-- begin Provided records --
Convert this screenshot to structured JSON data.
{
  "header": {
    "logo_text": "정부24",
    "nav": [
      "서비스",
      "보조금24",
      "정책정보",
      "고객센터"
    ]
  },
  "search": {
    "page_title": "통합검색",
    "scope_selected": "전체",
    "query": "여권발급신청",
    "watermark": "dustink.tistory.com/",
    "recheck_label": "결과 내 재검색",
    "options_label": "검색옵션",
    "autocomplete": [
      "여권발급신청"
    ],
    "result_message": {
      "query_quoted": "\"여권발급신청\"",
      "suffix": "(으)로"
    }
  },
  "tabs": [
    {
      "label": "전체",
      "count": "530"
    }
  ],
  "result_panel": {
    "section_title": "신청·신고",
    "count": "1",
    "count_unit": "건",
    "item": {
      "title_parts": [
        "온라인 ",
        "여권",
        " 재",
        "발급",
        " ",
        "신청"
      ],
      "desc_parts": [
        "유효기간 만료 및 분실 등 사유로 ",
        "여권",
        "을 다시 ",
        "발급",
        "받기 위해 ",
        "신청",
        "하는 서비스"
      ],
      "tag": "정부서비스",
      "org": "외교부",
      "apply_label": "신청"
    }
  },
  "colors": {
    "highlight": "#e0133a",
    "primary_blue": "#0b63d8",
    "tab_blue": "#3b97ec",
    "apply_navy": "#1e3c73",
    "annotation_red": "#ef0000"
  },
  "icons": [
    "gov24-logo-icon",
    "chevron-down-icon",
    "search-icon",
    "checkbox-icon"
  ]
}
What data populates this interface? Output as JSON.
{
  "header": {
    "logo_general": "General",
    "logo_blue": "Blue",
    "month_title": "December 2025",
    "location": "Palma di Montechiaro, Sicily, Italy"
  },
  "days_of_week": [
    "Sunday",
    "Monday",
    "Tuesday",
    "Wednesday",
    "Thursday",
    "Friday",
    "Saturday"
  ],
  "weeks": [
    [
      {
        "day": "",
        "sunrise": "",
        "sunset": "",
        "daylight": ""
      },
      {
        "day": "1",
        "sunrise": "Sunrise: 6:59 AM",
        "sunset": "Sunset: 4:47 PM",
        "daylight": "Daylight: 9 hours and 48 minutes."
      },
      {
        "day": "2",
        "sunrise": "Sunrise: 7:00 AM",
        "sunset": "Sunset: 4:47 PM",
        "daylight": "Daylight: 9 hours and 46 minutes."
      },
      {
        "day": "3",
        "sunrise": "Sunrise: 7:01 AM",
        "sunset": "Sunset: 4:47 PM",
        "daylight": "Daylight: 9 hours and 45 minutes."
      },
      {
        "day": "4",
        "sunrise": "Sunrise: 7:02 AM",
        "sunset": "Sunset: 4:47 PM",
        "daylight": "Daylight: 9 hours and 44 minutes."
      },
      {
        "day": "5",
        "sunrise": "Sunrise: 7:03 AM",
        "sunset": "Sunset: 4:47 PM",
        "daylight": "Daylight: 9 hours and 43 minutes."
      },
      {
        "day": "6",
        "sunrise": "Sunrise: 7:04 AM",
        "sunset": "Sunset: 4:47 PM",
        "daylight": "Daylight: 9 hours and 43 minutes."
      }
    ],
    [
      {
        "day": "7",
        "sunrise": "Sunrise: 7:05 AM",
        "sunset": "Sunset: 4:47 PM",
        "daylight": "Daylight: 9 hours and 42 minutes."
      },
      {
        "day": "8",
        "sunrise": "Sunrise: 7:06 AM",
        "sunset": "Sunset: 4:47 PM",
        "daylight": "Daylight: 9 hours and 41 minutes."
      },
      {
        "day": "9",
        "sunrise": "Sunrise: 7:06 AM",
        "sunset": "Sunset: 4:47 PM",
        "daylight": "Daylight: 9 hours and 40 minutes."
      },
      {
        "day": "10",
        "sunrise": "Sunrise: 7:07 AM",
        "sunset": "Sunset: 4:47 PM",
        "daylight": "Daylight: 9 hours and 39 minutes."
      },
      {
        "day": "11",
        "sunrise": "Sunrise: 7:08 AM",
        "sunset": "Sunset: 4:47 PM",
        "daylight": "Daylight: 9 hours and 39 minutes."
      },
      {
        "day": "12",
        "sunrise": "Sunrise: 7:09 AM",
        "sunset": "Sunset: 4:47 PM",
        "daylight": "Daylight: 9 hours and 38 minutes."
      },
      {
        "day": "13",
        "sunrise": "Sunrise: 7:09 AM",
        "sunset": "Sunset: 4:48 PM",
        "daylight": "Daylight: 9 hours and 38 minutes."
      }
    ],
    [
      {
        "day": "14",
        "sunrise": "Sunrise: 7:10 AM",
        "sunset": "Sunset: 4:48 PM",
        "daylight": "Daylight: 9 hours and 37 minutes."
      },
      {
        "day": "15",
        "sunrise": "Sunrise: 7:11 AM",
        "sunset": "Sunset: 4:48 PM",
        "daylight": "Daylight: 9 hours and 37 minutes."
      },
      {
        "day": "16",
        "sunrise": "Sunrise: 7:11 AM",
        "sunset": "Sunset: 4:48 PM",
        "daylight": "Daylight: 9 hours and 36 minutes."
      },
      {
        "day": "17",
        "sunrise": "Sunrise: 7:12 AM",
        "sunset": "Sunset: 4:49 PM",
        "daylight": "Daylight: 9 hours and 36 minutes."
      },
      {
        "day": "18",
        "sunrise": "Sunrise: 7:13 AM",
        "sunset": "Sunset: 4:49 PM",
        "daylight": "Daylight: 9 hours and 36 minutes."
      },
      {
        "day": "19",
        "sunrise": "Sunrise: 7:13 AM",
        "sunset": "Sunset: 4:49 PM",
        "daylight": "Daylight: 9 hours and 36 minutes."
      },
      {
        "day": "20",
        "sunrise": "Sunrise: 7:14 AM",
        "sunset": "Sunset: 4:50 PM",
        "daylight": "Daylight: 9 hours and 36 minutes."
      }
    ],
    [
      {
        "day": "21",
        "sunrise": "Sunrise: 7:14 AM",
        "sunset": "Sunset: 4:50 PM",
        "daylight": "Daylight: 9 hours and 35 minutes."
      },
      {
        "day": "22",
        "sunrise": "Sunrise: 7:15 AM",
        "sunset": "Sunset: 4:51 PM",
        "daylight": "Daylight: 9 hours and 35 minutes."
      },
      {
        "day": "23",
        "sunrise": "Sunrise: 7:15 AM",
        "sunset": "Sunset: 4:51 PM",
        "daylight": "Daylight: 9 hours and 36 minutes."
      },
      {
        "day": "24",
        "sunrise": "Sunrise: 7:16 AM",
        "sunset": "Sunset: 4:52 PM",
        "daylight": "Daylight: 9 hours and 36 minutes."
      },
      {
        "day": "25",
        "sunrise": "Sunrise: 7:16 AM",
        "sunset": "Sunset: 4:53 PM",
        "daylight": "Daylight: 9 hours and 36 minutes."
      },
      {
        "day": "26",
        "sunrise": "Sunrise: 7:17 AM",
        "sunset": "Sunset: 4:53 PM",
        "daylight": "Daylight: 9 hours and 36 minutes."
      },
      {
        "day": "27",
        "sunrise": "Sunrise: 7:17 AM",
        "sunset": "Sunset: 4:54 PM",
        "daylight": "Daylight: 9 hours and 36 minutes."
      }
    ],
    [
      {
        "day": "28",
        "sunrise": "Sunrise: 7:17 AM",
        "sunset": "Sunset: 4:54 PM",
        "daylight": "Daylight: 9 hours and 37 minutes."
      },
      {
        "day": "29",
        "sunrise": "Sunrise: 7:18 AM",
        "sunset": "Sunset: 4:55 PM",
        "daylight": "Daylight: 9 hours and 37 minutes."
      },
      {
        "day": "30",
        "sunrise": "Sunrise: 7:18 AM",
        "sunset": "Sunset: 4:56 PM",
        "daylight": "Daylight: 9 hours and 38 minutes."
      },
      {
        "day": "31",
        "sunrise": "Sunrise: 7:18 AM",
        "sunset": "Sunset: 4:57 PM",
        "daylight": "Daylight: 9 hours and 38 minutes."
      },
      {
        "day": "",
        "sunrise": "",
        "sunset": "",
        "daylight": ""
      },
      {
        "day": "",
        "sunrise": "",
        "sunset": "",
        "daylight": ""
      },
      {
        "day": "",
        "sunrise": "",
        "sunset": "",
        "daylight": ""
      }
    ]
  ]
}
-- end Provided records --
Count the lines of the data that include the string "this", and give only that number.

2